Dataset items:
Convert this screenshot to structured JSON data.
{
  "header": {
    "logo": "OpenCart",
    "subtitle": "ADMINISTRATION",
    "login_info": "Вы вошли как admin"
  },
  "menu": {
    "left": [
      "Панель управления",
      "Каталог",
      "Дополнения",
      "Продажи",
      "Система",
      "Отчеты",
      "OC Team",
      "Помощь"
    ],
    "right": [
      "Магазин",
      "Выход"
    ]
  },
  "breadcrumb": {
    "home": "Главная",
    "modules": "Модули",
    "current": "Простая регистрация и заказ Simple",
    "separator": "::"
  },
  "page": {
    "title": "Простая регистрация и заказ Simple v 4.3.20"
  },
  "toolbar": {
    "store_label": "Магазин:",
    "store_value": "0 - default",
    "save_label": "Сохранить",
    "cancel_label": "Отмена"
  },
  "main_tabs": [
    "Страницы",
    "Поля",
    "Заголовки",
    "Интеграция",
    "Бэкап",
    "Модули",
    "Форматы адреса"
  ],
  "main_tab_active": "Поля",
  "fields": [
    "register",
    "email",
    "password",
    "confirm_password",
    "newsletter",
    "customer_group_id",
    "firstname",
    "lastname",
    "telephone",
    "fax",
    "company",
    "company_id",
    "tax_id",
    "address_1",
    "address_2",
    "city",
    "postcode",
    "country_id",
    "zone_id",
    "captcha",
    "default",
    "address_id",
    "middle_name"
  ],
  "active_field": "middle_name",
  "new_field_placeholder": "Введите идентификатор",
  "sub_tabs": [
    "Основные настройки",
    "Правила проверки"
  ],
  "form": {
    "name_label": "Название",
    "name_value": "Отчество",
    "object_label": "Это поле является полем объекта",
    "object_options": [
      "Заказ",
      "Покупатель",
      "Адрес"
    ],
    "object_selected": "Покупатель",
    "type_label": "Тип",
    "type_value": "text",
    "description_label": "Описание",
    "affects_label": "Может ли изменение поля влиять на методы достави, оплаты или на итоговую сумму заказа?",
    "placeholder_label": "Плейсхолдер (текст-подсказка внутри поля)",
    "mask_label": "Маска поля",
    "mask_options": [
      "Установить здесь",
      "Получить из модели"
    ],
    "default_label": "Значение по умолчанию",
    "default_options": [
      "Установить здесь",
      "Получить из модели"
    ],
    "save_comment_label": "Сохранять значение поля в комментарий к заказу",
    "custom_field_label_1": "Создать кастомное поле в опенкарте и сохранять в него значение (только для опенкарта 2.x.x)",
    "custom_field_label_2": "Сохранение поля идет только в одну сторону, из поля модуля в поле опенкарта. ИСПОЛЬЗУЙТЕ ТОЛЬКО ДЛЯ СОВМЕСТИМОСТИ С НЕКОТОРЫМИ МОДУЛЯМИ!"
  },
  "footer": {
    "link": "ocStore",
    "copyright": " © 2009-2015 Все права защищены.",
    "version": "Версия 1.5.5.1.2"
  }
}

- EXERCISE
Pull out every line of the records above that contains the word "только".

- SOLUTION TO THIS PROBLEM
    "custom_field_label_1": "Создать кастомное поле в опенкарте и сохранять в него значение (только для опенкарта 2.x.x)",
    "custom_field_label_2": "Сохранение поля идет только в одну сторону, из поля модуля в поле опенкарта. ИСПОЛЬЗУЙТЕ ТОЛЬКО ДЛЯ СОВМЕСТИМОСТИ С НЕКОТОРЫМИ МОДУЛЯМИ!"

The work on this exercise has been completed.